Being a student can become so ingrained in a person’s self-identity that it may take some time to transition to adulthood and assume those related responsibilities. Be patient and supportive as they adjust.

How to Be There for Someone Who Has Bought a House

Buying a house can be an extremely nerve-wracking experience. Not only is there an immediate financial strain, but the process of moving, settling in, and decorating can be formidable. You can help by pitching in with whatever you can.

Offer to lend a hand on moving day or pick up boxes for the new homeowner to help with packing. That first night in the new house can be exhausting. Show up with a pizza and drinks, so your friend doesn’t need to cook.

Spend the day looking for furnishings at yard sales or furniture stores. Give your opinion if you are asked, otherwise remember, it isn’t your home to decorate. Don’t become scarce on painting or cleaning days. Your efforts will be mightily appreciated.

How to Be There For Someone Who Has Been Promoted

Promotion can be a giddy experience. However, it comes with more than its fair share of problems. In addition to higher pay, there are increased responsibilities, more time commitment, and the whole learning curve to the new position.

You can be supportive of coworkers that have been promoted by helping them learn the ropes. Offer to take care of smaller tasks if you have time, freeing them up to concentrate on their new responsibilities. You can bring the newly appointed team member a cup of coffee or a light lunch if you see that he or she is overwhelmed with work and not taking proper care of their physical needs.

Sometimes, just letting the person know that they have your support can get them through this rough initial patch.

How to Be There for Someone Who Has Gotten Married

Marriage is one of the top 10 most stressful life events. It is a considerable commitment and involves changing your perspective to include that of another. If you find that someone you know is beset with emotions, they don’t know what to do with, be available to listen to their concerns.

The first three years of marriage are full of adjustments for any couple. Be encouraging but realistic with your advice. If this is a second or even third marriage for either partner, the blended family can create even more tension. You can help by offering to take the kids so the couple can spend some quality time together.

How to Be There for Someone Who Has Had a Child

New babies are demanding. Sleepless nights, feeding schedules, and the intermittent crying by both parents and baby make this scenario one that you can step right in and help out. Come over to help the new mom catch up on her chores or take the baby awhile so she can get some rest.

-------

## Activity
Print the passage about being there for people after big life events from "You can be supportive" up to and including "their physical needs.", keeping every word and mark unchanged. The rows that come next are separate material and have no connection to the passage about being there for people after big life events.

-------

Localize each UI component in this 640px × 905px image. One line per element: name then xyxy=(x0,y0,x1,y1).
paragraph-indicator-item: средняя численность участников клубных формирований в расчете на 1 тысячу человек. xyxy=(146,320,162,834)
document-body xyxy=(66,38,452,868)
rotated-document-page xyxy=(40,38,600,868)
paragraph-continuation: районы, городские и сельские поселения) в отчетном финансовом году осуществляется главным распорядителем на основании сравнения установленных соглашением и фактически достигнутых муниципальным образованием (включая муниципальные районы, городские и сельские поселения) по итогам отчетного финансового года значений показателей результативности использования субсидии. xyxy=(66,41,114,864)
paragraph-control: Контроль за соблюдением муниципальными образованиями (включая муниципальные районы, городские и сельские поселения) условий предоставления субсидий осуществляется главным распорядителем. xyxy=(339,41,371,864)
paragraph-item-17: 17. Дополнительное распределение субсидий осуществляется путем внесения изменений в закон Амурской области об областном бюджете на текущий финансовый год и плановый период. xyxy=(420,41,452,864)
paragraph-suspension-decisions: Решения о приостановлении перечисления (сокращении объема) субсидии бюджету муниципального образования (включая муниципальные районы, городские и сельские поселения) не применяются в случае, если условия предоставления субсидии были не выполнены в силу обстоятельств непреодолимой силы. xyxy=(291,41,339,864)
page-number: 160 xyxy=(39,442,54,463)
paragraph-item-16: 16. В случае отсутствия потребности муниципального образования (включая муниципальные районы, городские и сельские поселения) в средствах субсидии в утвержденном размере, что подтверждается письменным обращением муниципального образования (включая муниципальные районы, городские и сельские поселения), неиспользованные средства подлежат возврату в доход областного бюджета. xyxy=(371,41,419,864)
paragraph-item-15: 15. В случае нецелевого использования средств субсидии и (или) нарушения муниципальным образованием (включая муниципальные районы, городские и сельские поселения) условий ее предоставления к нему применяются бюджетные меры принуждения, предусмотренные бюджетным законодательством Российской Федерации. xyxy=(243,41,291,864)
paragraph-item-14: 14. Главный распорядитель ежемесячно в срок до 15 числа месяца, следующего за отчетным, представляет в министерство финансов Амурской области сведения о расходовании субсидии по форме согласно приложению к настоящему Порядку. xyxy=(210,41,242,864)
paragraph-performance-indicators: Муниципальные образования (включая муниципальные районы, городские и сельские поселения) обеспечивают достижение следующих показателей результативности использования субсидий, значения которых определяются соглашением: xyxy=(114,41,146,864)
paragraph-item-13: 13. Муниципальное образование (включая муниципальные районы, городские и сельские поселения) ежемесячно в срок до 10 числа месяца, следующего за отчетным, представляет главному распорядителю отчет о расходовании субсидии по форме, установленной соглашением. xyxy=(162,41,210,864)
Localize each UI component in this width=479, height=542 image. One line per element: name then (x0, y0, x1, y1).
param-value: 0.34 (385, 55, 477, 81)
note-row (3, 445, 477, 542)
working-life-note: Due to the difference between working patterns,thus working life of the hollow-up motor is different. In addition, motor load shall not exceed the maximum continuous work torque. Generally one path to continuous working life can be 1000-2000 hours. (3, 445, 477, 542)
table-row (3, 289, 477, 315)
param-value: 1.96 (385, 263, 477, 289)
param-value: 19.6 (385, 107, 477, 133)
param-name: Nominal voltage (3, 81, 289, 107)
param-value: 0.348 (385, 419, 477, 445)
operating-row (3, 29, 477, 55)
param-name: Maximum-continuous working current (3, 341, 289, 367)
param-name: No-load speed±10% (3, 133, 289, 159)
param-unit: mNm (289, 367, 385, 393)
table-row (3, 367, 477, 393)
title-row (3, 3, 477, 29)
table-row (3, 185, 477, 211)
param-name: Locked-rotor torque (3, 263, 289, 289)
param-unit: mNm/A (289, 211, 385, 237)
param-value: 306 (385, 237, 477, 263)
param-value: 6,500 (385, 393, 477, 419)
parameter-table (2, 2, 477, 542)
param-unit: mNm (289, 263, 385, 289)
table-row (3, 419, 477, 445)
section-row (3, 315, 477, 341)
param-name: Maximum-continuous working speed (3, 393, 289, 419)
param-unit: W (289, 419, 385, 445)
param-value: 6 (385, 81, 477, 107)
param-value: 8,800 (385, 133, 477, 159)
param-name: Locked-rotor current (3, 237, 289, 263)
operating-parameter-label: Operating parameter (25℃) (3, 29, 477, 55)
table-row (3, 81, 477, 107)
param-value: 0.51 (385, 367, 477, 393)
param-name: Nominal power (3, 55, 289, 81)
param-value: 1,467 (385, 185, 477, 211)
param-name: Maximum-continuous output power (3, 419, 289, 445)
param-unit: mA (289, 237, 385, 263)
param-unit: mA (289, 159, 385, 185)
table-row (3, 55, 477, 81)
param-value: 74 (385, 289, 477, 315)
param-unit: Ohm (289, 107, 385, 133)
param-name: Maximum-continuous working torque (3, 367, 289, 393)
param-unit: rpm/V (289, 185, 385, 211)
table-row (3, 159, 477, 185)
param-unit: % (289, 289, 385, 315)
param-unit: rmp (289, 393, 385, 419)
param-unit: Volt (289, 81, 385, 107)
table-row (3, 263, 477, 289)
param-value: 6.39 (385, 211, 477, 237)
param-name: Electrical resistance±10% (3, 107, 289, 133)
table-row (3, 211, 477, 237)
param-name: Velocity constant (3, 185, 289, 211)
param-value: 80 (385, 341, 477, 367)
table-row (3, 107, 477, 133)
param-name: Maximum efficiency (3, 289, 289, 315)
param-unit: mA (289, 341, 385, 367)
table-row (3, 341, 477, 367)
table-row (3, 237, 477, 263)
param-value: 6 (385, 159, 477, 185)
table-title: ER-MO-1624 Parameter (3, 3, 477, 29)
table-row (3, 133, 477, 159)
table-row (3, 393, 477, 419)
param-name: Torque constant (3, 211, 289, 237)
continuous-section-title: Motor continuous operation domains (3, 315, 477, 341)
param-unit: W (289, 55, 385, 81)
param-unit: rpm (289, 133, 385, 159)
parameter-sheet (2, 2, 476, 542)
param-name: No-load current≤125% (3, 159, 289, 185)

-------

## Answer space
You can be supportive of coworkers that have been promoted by helping them learn the ropes. Offer to take care of smaller tasks if you have time, freeing them up to concentrate on their new responsibilities. You can bring the newly appointed team member a cup of coffee or a light lunch if you see that he or she is overwhelmed with work and not taking proper care of their physical needs.